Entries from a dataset
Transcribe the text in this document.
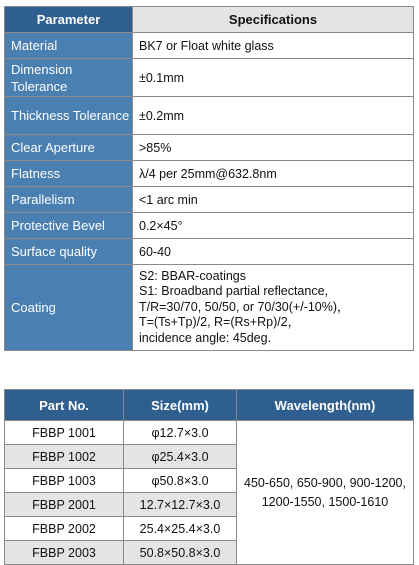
Parameter	Specifications
Material	BK7 or Float white glass
Dimension Tolerance	±0.1mm
Thickness Tolerance	±0.2mm
Clear Aperture	>85%
Flatness	λ/4 per 25mm@632.8nm
Parallelism	<1 arc min
Protective Bevel	0.2×45°
Surface quality	60-40
Coating	S2: BBAR-coatings
S1: Broadband partial reflectance,
T/R=30/70, 50/50, or 70/30(+/-10%)，
T=(Ts+Tp)/2, R=(Rs+Rp)/2，
incidence angle: 45deg.
Part No.	Size(mm)	Wavelength(nm)
FBBP 1001	φ12.7×3.0	450-650, 650-900, 900-1200,
1200-1550, 1500-1610

FBBP 1002	φ25.4×3.0	
FBBP 1003	φ50.8×3.0	
FBBP 2001	12.7×12.7×3.0	
FBBP 2002	25.4×25.4×3.0	
FBBP 2003	50.8×50.8×3.0	
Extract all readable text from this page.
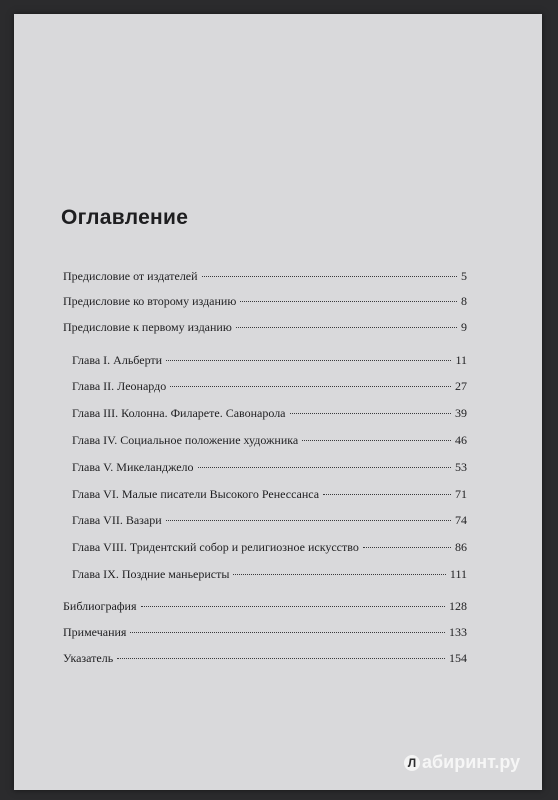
Оглавление
Предисловие от издателей	5
Предисловие ко второму изданию	8
Предисловие к первому изданию	9
Глава I. Альберти	11
Глава II. Леонардо	27
Глава III. Колонна. Филарете. Савонарола	39
Глава IV. Социальное положение художника	46
Глава V. Микеланджело	53
Глава VI. Малые писатели Высокого Ренессанса	71
Глава VII. Вазари	74
Глава VIII. Тридентский собор и религиозное искусство	86
Глава IX. Поздние маньеристы	111
Библиография	128
Примечания	133
Указатель	154
Л абиринт.ру
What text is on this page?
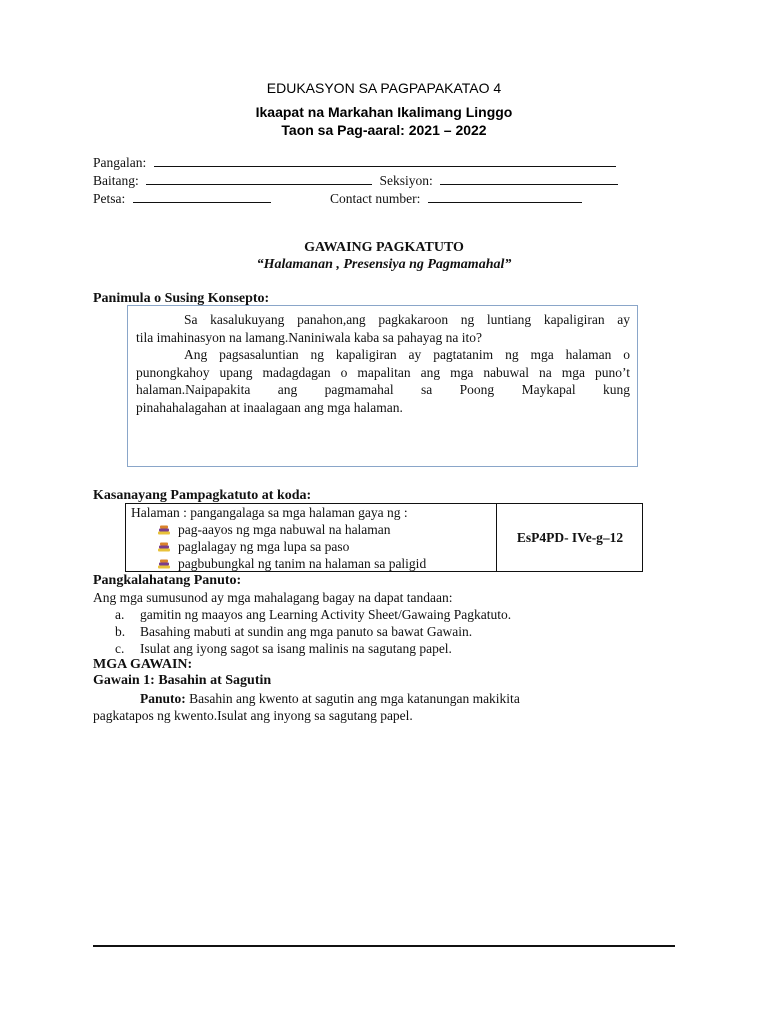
EDUKASYON SA PAGPAPAKATAO 4
Ikaapat na Markahan Ikalimang Linggo
Taon sa Pag-aaral: 2021 – 2022
Pangalan:
Baitang:	Seksiyon:
Petsa:	Contact number:
GAWAING PAGKATUTO
“Halamanan , Presensiya ng Pagmamahal”
Panimula o Susing Konsepto:

Sa kasalukuyang panahon,ang pagkakaroon ng luntiang kapaligiran ay

tila imahinasyon na lamang.Naniniwala kaba sa pahayag na ito?

Ang pagsasaluntian ng kapaligiran ay pagtatanim ng mga halaman o

punongkahoy upang madagdagan o mapalitan ang mga nabuwal na mga puno’t

halaman.Naipapakita ang pagmamahal sa Poong Maykapal kung

pinahahalagahan at inaalagaan ang mga halaman.

Kasanayang Pampagkatuto at koda:
Halaman : pangangalaga sa mga halaman gaya ng :
pag-aayos ng mga nabuwal na halaman
paglalagay ng mga lupa sa paso
pagbubungkal ng tanim na halaman sa paligid
EsP4PD- IVe-g–12
Pangkalahatang Panuto:
Ang mga sumusunod ay mga mahalagang bagay na dapat tandaan:
a. gamitin ng maayos ang Learning Activity Sheet/Gawaing Pagkatuto.
b. Basahing mabuti at sundin ang mga panuto sa bawat Gawain.
c. Isulat ang iyong sagot sa isang malinis na sagutang papel.
MGA GAWAIN:
Gawain 1: Basahin at Sagutin
Panuto: Basahin ang kwento at sagutin ang mga katanungan makikita
pagkatapos ng kwento.Isulat ang inyong sa sagutang papel.
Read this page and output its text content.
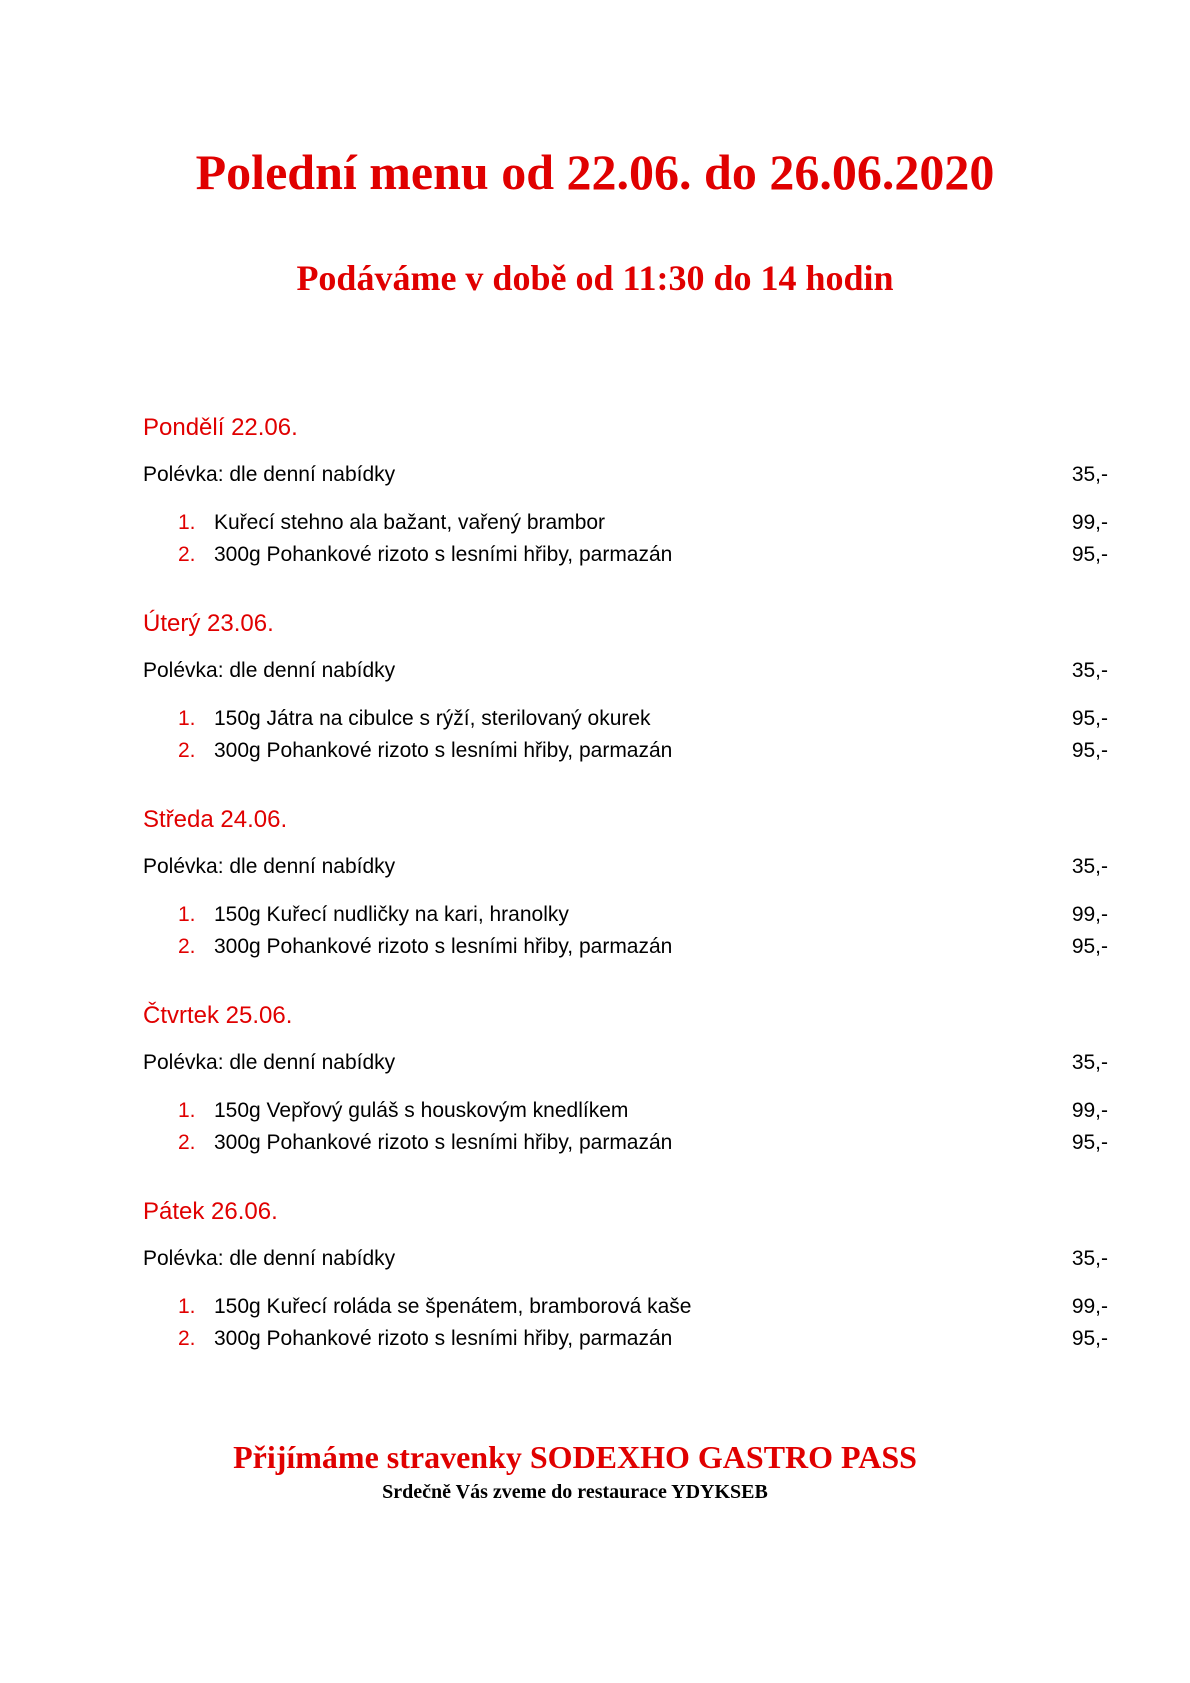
Polední menu od 22.06. do 26.06.2020
Podáváme v době od 11:30 do 14 hodin
Pondělí 22.06.
Polévka: dle denní nabídky	35,-
1. Kuřecí stehno ala bažant, vařený brambor	99,-
2. 300g Pohankové rizoto s lesními hřiby, parmazán	95,-
Úterý 23.06.
Polévka: dle denní nabídky	35,-
1. 150g Játra na cibulce s rýží, sterilovaný okurek	95,-
2. 300g Pohankové rizoto s lesními hřiby, parmazán	95,-
Středa 24.06.
Polévka: dle denní nabídky	35,-
1. 150g Kuřecí nudličky na kari, hranolky	99,-
2. 300g Pohankové rizoto s lesními hřiby, parmazán	95,-
Čtvrtek 25.06.
Polévka: dle denní nabídky	35,-
1. 150g Vepřový guláš s houskovým knedlíkem	99,-
2. 300g Pohankové rizoto s lesními hřiby, parmazán	95,-
Pátek 26.06.
Polévka: dle denní nabídky	35,-
1. 150g Kuřecí roláda se špenátem, bramborová kaše	99,-
2. 300g Pohankové rizoto s lesními hřiby, parmazán	95,-
Přijímáme stravenky SODEXHO GASTRO PASS
Srdečně Vás zveme do restaurace YDYKSEB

TASK TO COMPLETE
In the records above, collect each line with "kapaligiran".

PROBLEM SOLUTION
Sa kasalukuyang panahon,ang pagkakaroon ng luntiang kapaligiran ay
Ang pagsasaluntian ng kapaligiran ay pagtatanim ng mga halaman o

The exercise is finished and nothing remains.